◆ Source data:
● ● ●

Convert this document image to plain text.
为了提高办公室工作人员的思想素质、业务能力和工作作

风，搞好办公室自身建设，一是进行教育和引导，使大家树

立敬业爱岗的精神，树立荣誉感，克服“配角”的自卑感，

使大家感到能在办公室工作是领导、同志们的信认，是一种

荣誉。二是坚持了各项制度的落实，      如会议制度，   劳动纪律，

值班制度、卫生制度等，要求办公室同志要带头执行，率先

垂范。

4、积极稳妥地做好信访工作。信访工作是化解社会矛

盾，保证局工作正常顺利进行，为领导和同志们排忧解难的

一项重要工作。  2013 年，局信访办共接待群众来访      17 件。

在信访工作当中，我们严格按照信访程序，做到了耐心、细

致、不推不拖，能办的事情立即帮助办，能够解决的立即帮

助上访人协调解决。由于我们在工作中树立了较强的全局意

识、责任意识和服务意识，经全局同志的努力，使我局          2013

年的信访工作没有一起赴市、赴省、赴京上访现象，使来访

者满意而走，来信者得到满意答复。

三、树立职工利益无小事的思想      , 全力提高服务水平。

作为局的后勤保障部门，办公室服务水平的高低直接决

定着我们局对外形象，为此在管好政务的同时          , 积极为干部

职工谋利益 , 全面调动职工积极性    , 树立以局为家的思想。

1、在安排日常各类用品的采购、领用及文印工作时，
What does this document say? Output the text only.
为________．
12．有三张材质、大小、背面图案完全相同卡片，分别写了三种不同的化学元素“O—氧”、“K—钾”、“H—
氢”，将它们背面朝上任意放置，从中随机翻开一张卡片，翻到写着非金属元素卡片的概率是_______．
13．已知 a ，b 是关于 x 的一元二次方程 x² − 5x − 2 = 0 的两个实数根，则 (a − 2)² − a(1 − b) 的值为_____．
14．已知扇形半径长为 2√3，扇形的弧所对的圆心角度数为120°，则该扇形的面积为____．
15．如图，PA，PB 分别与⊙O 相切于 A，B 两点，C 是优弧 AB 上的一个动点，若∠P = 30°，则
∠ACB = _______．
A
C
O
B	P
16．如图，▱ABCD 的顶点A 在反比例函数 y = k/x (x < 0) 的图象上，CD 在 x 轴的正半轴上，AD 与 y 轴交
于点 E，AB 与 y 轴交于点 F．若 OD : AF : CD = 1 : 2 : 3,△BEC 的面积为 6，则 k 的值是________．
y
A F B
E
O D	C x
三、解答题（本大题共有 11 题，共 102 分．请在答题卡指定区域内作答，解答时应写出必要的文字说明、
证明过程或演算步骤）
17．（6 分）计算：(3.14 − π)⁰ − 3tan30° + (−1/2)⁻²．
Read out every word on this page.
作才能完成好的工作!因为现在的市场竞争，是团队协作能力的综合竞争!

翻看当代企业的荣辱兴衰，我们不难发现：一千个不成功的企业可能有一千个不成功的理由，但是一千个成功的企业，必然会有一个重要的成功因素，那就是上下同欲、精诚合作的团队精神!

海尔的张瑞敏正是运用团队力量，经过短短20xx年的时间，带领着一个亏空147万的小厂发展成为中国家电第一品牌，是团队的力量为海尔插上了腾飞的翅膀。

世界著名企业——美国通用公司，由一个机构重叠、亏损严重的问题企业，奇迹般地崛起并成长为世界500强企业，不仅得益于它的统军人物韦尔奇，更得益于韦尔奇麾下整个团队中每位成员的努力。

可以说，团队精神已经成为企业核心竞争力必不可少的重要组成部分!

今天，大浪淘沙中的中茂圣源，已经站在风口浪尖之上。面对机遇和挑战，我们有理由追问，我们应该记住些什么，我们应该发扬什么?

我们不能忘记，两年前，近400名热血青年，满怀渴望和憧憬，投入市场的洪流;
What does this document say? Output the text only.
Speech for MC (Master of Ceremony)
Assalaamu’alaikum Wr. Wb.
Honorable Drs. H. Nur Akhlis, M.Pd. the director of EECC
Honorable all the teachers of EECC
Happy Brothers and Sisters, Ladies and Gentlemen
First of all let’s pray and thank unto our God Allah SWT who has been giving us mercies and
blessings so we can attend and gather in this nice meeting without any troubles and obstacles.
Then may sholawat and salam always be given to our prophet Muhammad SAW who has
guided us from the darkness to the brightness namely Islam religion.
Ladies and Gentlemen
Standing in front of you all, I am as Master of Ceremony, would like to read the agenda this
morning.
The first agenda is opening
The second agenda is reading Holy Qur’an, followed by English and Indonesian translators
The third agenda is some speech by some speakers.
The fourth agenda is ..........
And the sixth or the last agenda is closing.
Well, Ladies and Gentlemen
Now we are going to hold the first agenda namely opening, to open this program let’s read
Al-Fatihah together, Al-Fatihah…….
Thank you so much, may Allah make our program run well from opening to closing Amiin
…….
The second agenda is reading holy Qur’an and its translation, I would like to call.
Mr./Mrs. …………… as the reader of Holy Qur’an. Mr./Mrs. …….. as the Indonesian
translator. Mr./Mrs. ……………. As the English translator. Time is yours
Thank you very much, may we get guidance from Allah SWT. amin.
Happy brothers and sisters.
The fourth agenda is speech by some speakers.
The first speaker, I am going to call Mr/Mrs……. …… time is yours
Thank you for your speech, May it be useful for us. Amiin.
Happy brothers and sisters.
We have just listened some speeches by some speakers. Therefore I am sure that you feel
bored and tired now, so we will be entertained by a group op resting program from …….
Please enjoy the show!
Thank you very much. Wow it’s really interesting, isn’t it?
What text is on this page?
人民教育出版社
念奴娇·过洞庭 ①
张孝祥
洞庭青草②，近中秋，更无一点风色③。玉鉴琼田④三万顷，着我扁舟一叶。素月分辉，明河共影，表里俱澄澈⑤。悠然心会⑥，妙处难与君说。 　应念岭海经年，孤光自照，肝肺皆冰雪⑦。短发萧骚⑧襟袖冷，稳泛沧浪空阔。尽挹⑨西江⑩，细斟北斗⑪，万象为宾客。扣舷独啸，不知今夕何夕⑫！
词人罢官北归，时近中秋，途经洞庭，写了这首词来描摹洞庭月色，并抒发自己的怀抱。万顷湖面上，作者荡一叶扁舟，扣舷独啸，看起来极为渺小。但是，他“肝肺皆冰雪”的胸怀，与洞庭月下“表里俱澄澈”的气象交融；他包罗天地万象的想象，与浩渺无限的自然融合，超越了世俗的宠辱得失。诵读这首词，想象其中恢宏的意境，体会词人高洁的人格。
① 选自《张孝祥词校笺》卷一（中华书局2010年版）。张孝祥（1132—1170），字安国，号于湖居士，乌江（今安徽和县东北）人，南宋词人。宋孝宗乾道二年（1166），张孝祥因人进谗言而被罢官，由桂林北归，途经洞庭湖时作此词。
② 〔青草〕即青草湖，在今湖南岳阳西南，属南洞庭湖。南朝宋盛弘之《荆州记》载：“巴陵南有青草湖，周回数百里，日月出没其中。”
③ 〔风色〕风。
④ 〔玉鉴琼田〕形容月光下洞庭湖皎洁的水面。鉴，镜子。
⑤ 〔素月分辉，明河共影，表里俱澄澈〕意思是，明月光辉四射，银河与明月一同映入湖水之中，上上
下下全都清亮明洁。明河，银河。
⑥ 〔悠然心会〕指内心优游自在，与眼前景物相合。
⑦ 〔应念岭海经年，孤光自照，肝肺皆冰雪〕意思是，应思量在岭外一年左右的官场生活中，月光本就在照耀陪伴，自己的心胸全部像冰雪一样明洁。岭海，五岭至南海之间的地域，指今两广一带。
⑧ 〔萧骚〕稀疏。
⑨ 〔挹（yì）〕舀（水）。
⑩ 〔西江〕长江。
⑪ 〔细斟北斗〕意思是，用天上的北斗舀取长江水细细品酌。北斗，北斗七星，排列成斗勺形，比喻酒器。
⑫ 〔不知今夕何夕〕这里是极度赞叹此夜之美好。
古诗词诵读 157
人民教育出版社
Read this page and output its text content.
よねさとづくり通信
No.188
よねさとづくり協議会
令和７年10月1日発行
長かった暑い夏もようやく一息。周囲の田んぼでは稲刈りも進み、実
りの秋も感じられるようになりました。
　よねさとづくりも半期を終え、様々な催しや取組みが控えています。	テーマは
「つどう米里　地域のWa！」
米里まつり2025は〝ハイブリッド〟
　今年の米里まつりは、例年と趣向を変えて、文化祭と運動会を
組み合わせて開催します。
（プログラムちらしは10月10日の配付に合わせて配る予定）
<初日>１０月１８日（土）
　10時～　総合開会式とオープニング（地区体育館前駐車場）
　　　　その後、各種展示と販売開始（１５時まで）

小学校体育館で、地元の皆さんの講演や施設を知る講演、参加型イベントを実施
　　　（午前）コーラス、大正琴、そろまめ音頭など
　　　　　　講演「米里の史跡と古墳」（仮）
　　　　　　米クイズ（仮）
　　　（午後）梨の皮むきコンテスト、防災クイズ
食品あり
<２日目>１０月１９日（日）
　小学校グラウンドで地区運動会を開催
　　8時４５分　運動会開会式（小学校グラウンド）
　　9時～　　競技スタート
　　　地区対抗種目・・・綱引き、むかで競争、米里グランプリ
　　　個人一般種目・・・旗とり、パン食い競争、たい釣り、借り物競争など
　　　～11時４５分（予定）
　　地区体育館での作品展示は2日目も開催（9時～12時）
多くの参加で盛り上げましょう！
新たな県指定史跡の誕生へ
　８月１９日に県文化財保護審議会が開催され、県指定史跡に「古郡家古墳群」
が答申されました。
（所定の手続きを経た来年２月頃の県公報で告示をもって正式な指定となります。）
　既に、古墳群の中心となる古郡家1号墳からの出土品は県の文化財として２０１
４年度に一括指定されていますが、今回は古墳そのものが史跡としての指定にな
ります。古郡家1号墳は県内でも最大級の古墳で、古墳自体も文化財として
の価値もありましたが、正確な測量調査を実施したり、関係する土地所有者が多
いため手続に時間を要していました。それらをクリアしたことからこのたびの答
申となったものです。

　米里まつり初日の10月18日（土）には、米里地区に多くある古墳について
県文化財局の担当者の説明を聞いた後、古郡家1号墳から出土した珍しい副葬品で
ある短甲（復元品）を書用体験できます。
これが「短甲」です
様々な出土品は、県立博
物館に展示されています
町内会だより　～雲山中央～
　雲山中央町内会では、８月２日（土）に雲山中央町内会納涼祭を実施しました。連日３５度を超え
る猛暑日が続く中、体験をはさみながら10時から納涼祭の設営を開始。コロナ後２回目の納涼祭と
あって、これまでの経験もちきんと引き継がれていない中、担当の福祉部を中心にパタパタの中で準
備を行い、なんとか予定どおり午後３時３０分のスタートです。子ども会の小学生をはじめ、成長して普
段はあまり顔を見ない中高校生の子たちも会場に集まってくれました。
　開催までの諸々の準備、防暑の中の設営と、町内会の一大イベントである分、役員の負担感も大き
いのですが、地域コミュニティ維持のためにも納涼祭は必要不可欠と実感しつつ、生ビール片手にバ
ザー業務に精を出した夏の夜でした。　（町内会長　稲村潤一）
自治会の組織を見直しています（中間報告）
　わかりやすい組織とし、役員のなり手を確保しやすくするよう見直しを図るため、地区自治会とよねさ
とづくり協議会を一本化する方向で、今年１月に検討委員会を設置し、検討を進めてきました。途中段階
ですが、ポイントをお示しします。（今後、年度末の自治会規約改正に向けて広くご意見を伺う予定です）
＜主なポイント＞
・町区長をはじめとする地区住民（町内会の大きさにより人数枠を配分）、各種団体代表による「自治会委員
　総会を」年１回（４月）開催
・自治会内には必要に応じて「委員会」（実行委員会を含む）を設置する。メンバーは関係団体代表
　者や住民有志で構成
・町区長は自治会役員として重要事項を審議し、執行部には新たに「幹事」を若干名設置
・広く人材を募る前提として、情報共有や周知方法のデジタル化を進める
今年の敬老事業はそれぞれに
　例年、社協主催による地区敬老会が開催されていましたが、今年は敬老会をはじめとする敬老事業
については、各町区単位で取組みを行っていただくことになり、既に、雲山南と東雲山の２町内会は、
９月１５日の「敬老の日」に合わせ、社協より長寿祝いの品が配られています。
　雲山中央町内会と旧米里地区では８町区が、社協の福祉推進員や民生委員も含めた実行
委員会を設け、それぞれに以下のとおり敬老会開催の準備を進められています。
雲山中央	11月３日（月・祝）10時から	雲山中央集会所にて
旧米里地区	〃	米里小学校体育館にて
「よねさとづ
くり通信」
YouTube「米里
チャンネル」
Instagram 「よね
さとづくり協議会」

● ● ●

◆ Task directions: The required answer is a single number: the count of lines in the entries that hold the string "program".

◆ Solution to this exercise: 3